#### [Task details]
Where does the word "Soundtrack" occur in the data below? Copy each line that holds it.

----------------

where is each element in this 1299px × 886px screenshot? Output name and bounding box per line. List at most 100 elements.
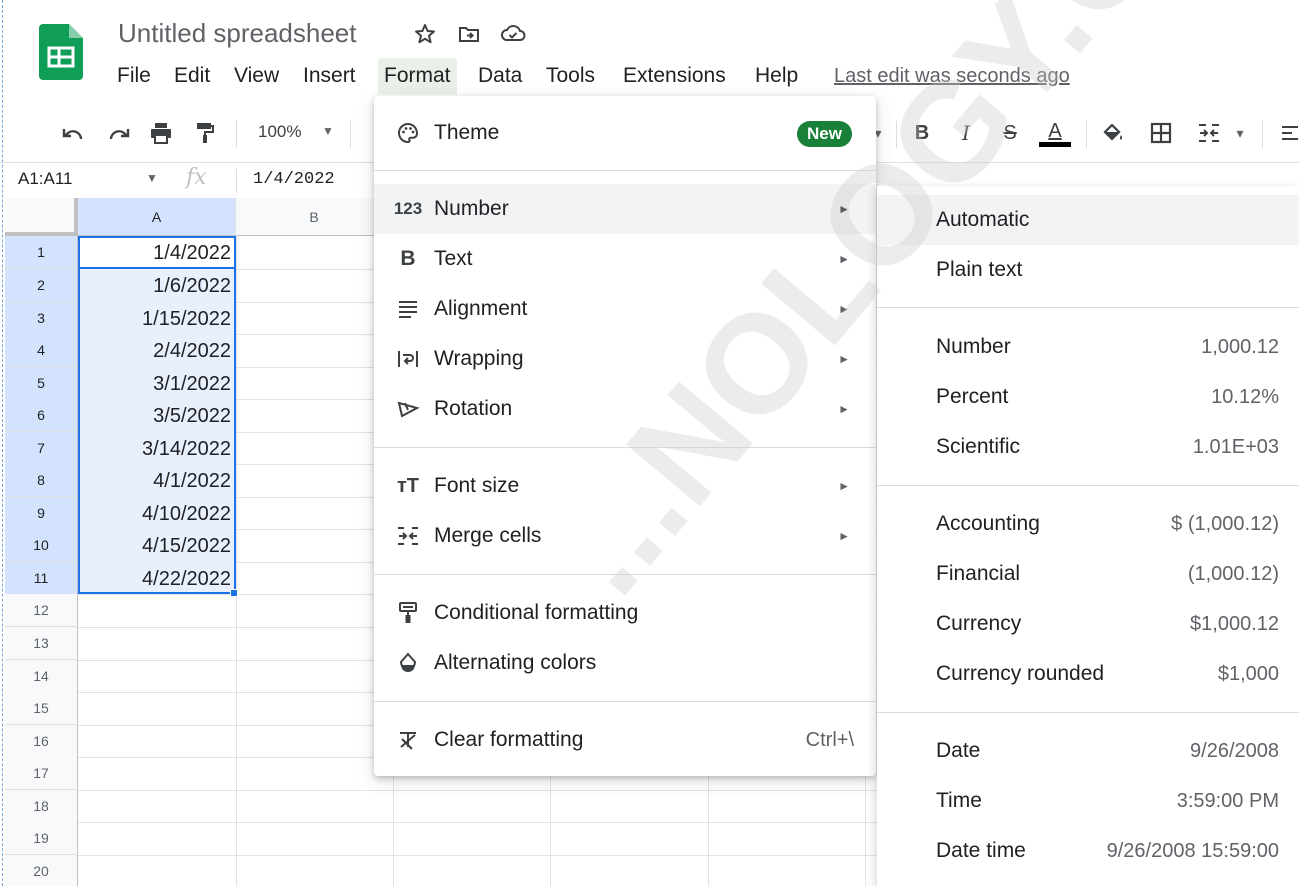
borders-icon[interactable] — [1146, 116, 1176, 150]
number-format-percent[interactable]: Percent 10.12% — [877, 372, 1299, 422]
cloud-status-icon[interactable] — [498, 20, 528, 48]
menu-item-number[interactable]: 123 Number ► — [374, 184, 876, 234]
text-color-icon[interactable]: A — [1038, 116, 1072, 150]
row-header[interactable]: 12 — [5, 594, 78, 627]
number-format-plain-text[interactable]: Plain text — [877, 245, 1299, 295]
move-to-folder-icon[interactable] — [454, 20, 484, 48]
menu-item-alternating-colors[interactable]: Alternating colors — [374, 638, 876, 688]
chevron-down-icon[interactable]: ▼ — [322, 124, 334, 138]
star-icon[interactable] — [410, 20, 440, 48]
row-header[interactable]: 1 — [5, 236, 78, 269]
number-format-time[interactable]: Time 3:59:00 PM — [877, 776, 1299, 826]
number-format-scientific[interactable]: Scientific 1.01E+03 — [877, 422, 1299, 472]
cell-a2[interactable]: 1/6/2022 — [78, 269, 231, 302]
cell-a11[interactable]: 4/22/2022 — [78, 562, 231, 595]
italic-icon[interactable]: I — [952, 116, 980, 150]
submenu-arrow-icon: ► — [838, 402, 850, 416]
cell-a4[interactable]: 2/4/2022 — [78, 334, 231, 367]
zoom-select[interactable]: 100% — [258, 122, 301, 142]
row-header[interactable]: 10 — [5, 529, 78, 562]
number-format-financial[interactable]: Financial (1,000.12) — [877, 549, 1299, 599]
font-size-icon: тT — [396, 474, 419, 497]
row-header[interactable]: 8 — [5, 464, 78, 497]
strikethrough-icon[interactable]: S — [996, 116, 1024, 150]
row-header[interactable]: 19 — [5, 822, 78, 855]
row-header[interactable]: 14 — [5, 660, 78, 693]
undo-icon[interactable] — [58, 116, 88, 150]
clear-format-icon — [394, 726, 422, 754]
chevron-down-icon[interactable]: ▾ — [1232, 116, 1248, 150]
formula-input[interactable]: 1/4/2022 — [253, 170, 335, 189]
cell-a9[interactable]: 4/10/2022 — [78, 497, 231, 530]
menu-item-clear-formatting[interactable]: Clear formatting Ctrl+\ — [374, 715, 876, 765]
cell-a6[interactable]: 3/5/2022 — [78, 399, 231, 432]
fill-color-icon[interactable] — [1098, 116, 1128, 150]
merge-cells-icon[interactable] — [1194, 116, 1224, 150]
row-header[interactable]: 4 — [5, 334, 78, 367]
menu-help[interactable]: Help — [749, 58, 804, 94]
number-format-accounting[interactable]: Accounting $ (1,000.12) — [877, 499, 1299, 549]
menu-extensions[interactable]: Extensions — [617, 58, 732, 94]
cell-a10[interactable]: 4/15/2022 — [78, 529, 231, 562]
chevron-down-icon[interactable]: ▼ — [146, 171, 158, 185]
cell-a3[interactable]: 1/15/2022 — [78, 302, 231, 335]
redo-icon[interactable] — [104, 116, 134, 150]
row-header[interactable]: 9 — [5, 497, 78, 530]
bold-icon[interactable]: B — [908, 116, 936, 150]
menu-item-font-size[interactable]: тT Font size ► — [374, 461, 876, 511]
menu-item-conditional-formatting[interactable]: Conditional formatting — [374, 588, 876, 638]
row-header[interactable]: 17 — [5, 757, 78, 790]
print-icon[interactable] — [146, 116, 176, 150]
menu-item-merge-cells[interactable]: Merge cells ► — [374, 511, 876, 561]
menu-edit[interactable]: Edit — [168, 58, 216, 94]
number-format-date[interactable]: Date 9/26/2008 — [877, 726, 1299, 776]
row-header[interactable]: 7 — [5, 432, 78, 465]
row-header[interactable]: 6 — [5, 399, 78, 432]
cell-a5[interactable]: 3/1/2022 — [78, 367, 231, 400]
number-format-number[interactable]: Number 1,000.12 — [877, 322, 1299, 372]
row-header[interactable]: 20 — [5, 855, 78, 886]
row-header[interactable]: 5 — [5, 367, 78, 400]
menu-data[interactable]: Data — [472, 58, 528, 94]
fx-icon: fx — [186, 165, 207, 190]
menu-tools[interactable]: Tools — [540, 58, 601, 94]
menu-file[interactable]: File — [111, 58, 157, 94]
column-header-b[interactable]: B — [236, 198, 393, 236]
cell-a8[interactable]: 4/1/2022 — [78, 464, 231, 497]
align-icon[interactable] — [1280, 116, 1298, 150]
select-all-corner[interactable] — [5, 198, 78, 236]
menu-item-label: Conditional formatting — [434, 601, 639, 624]
menu-insert[interactable]: Insert — [297, 58, 362, 94]
menu-item-rotation[interactable]: Rotation ► — [374, 384, 876, 434]
number-format-currency[interactable]: Currency $1,000.12 — [877, 599, 1299, 649]
number-format-currency-rounded[interactable]: Currency rounded $1,000 — [877, 649, 1299, 699]
row-header[interactable]: 18 — [5, 790, 78, 823]
submenu-arrow-icon: ► — [838, 202, 850, 216]
paint-format-icon[interactable] — [190, 116, 220, 150]
format-example: $1,000 — [1217, 663, 1279, 685]
fill-handle[interactable] — [230, 589, 238, 597]
row-header[interactable]: 3 — [5, 302, 78, 335]
menu-item-alignment[interactable]: Alignment ► — [374, 284, 876, 334]
cell-a7[interactable]: 3/14/2022 — [78, 432, 231, 465]
row-header[interactable]: 15 — [5, 692, 78, 725]
number-format-date-time[interactable]: Date time 9/26/2008 15:59:00 — [877, 826, 1299, 876]
last-edit-link[interactable]: Last edit was seconds ago — [834, 58, 1070, 94]
row-header[interactable]: 16 — [5, 725, 78, 758]
menu-item-theme[interactable]: Theme New — [374, 108, 876, 158]
cell-a1[interactable]: 1/4/2022 — [78, 236, 231, 269]
menu-format[interactable]: Format — [378, 58, 457, 94]
row-header[interactable]: 11 — [5, 562, 78, 595]
menu-view[interactable]: View — [228, 58, 285, 94]
drop-icon — [394, 649, 422, 677]
format-label: Currency — [936, 612, 1022, 635]
column-header-a[interactable]: A — [78, 198, 236, 236]
document-title[interactable]: Untitled spreadsheet — [118, 18, 356, 49]
name-box[interactable]: A1:A11 — [18, 169, 73, 189]
row-header[interactable]: 13 — [5, 627, 78, 660]
menu-item-wrapping[interactable]: Wrapping ► — [374, 334, 876, 384]
number-format-automatic[interactable]: Automatic — [877, 195, 1299, 245]
row-header[interactable]: 2 — [5, 269, 78, 302]
submenu-arrow-icon: ► — [838, 352, 850, 366]
menu-item-text[interactable]: B Text ► — [374, 234, 876, 284]
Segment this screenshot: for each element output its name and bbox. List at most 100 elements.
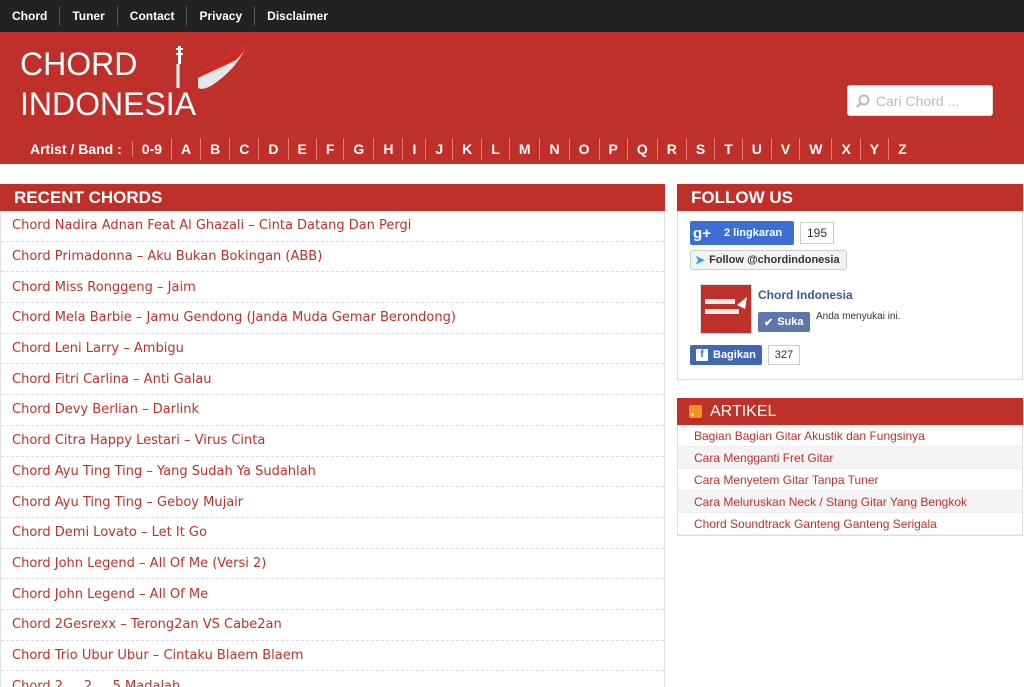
list-item: Chord 2Gesrexx – Terong2an VS Cabe2an xyxy=(1,610,664,641)
alpha-n[interactable]: N xyxy=(540,138,570,160)
alpha-s[interactable]: S xyxy=(687,138,716,160)
gplus-count: 195 xyxy=(800,222,835,244)
alpha-e[interactable]: E xyxy=(289,138,317,160)
recent-chords-title: RECENT CHORDS xyxy=(0,184,665,211)
facebook-page-thumbnail[interactable] xyxy=(700,284,752,334)
nav-contact[interactable]: Contact xyxy=(118,6,188,26)
alpha-p[interactable]: P xyxy=(600,138,628,160)
alpha-j[interactable]: J xyxy=(426,138,454,160)
artikel-panel: ARTIKEL Bagian Bagian Gitar Akustik dan … xyxy=(677,398,1023,536)
follow-us-panel: FOLLOW US g+ 2 lingkaran 195 ➤ Follow @c… xyxy=(677,184,1023,380)
facebook-share-widget: f Bagikan 327 xyxy=(690,345,801,365)
gplus-label: 2 lingkaran xyxy=(724,227,783,239)
artikel-link[interactable]: Cara Mengganti Fret Gitar xyxy=(694,451,833,465)
chord-indonesia-logo-icon xyxy=(705,297,747,314)
alpha-l[interactable]: L xyxy=(482,138,510,160)
alpha-t[interactable]: T xyxy=(715,138,743,160)
alpha-b[interactable]: B xyxy=(201,138,231,160)
list-item: Cara Menyetem Gitar Tanpa Tuner xyxy=(678,469,1022,491)
nav-chord[interactable]: Chord xyxy=(0,6,61,26)
nav-tuner[interactable]: Tuner xyxy=(60,6,118,26)
nav-disclaimer[interactable]: Disclaimer xyxy=(255,6,340,26)
nav-privacy[interactable]: Privacy xyxy=(187,6,256,26)
list-item: Chord Primadonna – Aku Bukan Bokingan (A… xyxy=(1,242,664,273)
chord-link[interactable]: Chord 2 ... 2 ... 5 Madalah xyxy=(12,679,180,687)
alpha-h[interactable]: H xyxy=(374,138,404,160)
chord-link[interactable]: Chord John Legend – All Of Me (Versi 2) xyxy=(12,556,266,571)
list-item: Chord Fitri Carlina – Anti Galau xyxy=(1,364,664,396)
alpha-d[interactable]: D xyxy=(259,138,289,160)
list-item: Chord Devy Berlian – Darlink xyxy=(1,395,664,426)
chord-link[interactable]: Chord Ayu Ting Ting – Yang Sudah Ya Suda… xyxy=(12,464,316,479)
list-item: Chord Citra Happy Lestari – Virus Cinta xyxy=(1,426,664,457)
list-item: Chord Leni Larry – Ambigu xyxy=(1,334,664,365)
alpha-m[interactable]: M xyxy=(510,138,541,160)
facebook-icon: f xyxy=(696,349,708,361)
alpha-f[interactable]: F xyxy=(317,138,345,160)
alpha-v[interactable]: V xyxy=(772,138,801,160)
alpha-g[interactable]: G xyxy=(344,138,375,160)
site-logo[interactable]: CHORD INDONESIA xyxy=(20,44,260,126)
artikel-link[interactable]: Bagian Bagian Gitar Akustik dan Fungsiny… xyxy=(694,429,925,443)
follow-us-title: FOLLOW US xyxy=(677,184,1023,211)
artikel-link[interactable]: Chord Soundtrack Ganteng Ganteng Serigal… xyxy=(694,517,937,531)
list-item: Chord Ayu Ting Ting – Yang Sudah Ya Suda… xyxy=(1,457,664,488)
alpha-r[interactable]: R xyxy=(658,138,687,160)
alpha-y[interactable]: Y xyxy=(861,138,890,160)
chord-link[interactable]: Chord Demi Lovato – Let It Go xyxy=(12,525,207,540)
chord-link[interactable]: Chord John Legend – All Of Me xyxy=(12,587,208,602)
facebook-share-label: Bagikan xyxy=(713,349,756,361)
gplus-icon: g+ xyxy=(693,224,711,242)
artist-band-label: Artist / Band : xyxy=(20,141,133,157)
list-item: Chord Trio Ubur Ubur – Cintaku Blaem Bla… xyxy=(1,641,664,672)
chord-link[interactable]: Chord Miss Ronggeng – Jaim xyxy=(12,280,196,295)
facebook-like-note: Anda menyukai ini. xyxy=(816,311,901,322)
twitter-follow-label: Follow @chordindonesia xyxy=(709,254,840,266)
list-item: Cara Mengganti Fret Gitar xyxy=(678,447,1022,469)
rss-icon[interactable] xyxy=(689,405,702,418)
facebook-page-title[interactable]: Chord Indonesia xyxy=(758,288,853,302)
chord-link[interactable]: Chord Leni Larry – Ambigu xyxy=(12,341,184,356)
alpha-c[interactable]: C xyxy=(230,138,260,160)
twitter-follow-button[interactable]: ➤ Follow @chordindonesia xyxy=(690,250,847,270)
artikel-title: ARTIKEL xyxy=(710,403,777,420)
list-item: Chord John Legend – All Of Me (Versi 2) xyxy=(1,549,664,580)
list-item: Chord Miss Ronggeng – Jaim xyxy=(1,272,664,304)
alpha-w[interactable]: W xyxy=(800,138,833,160)
chord-link[interactable]: Chord Ayu Ting Ting – Geboy Mujair xyxy=(12,495,243,510)
alpha-a[interactable]: A xyxy=(172,138,202,160)
recent-chords-list: Chord Nadira Adnan Feat Al Ghazali – Cin… xyxy=(0,211,665,687)
alpha-k[interactable]: K xyxy=(453,138,483,160)
list-item: Chord 2 ... 2 ... 5 Madalah xyxy=(1,671,664,687)
chord-link[interactable]: Chord Citra Happy Lestari – Virus Cinta xyxy=(12,433,265,448)
list-item: Chord Soundtrack Ganteng Ganteng Serigal… xyxy=(678,513,1022,535)
chord-link[interactable]: Chord Nadira Adnan Feat Al Ghazali – Cin… xyxy=(12,218,411,233)
alpha-z[interactable]: Z xyxy=(889,138,916,160)
alpha-q[interactable]: Q xyxy=(628,138,658,160)
alpha-x[interactable]: X xyxy=(832,138,861,160)
facebook-like-button[interactable]: ✔ Suka xyxy=(758,312,810,332)
search-input[interactable] xyxy=(876,92,986,109)
gplus-button[interactable]: g+ 2 lingkaran xyxy=(690,221,794,245)
chord-link[interactable]: Chord Fitri Carlina – Anti Galau xyxy=(12,372,212,387)
alpha-i[interactable]: I xyxy=(403,138,427,160)
chord-link[interactable]: Chord 2Gesrexx – Terong2an VS Cabe2an xyxy=(12,617,282,632)
alpha-0-9[interactable]: 0-9 xyxy=(133,138,173,160)
gplus-widget: g+ 2 lingkaran 195 xyxy=(690,221,835,245)
chord-link[interactable]: Chord Trio Ubur Ubur – Cintaku Blaem Bla… xyxy=(12,648,303,663)
chord-link[interactable]: Chord Devy Berlian – Darlink xyxy=(12,402,199,417)
artikel-link[interactable]: Cara Meluruskan Neck / Stang Gitar Yang … xyxy=(694,495,967,509)
list-item: Bagian Bagian Gitar Akustik dan Fungsiny… xyxy=(678,425,1022,447)
alpha-u[interactable]: U xyxy=(743,138,772,160)
chord-link[interactable]: Chord Mela Barbie – Jamu Gendong (Janda … xyxy=(12,310,456,325)
top-navigation: Chord Tuner Contact Privacy Disclaimer xyxy=(0,0,1024,32)
search-box[interactable] xyxy=(847,85,993,116)
alpha-o[interactable]: O xyxy=(570,138,600,160)
site-header: CHORD INDONESIA Artist / Band : 0-9 A B … xyxy=(0,32,1024,164)
chord-link[interactable]: Chord Primadonna – Aku Bukan Bokingan (A… xyxy=(12,249,322,264)
list-item: Cara Meluruskan Neck / Stang Gitar Yang … xyxy=(678,491,1022,513)
artikel-link[interactable]: Cara Menyetem Gitar Tanpa Tuner xyxy=(694,473,879,487)
facebook-like-label: Suka xyxy=(777,316,804,328)
facebook-share-button[interactable]: f Bagikan xyxy=(690,345,762,365)
facebook-share-count: 327 xyxy=(767,345,801,365)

----------------

#### [Written answer]
artikel-link[interactable]: Chord Soundtrack Ganteng Ganteng Serigal… xyxy=(694,517,937,531)
list-item: Chord Soundtrack Ganteng Ganteng Serigal… xyxy=(678,513,1022,535)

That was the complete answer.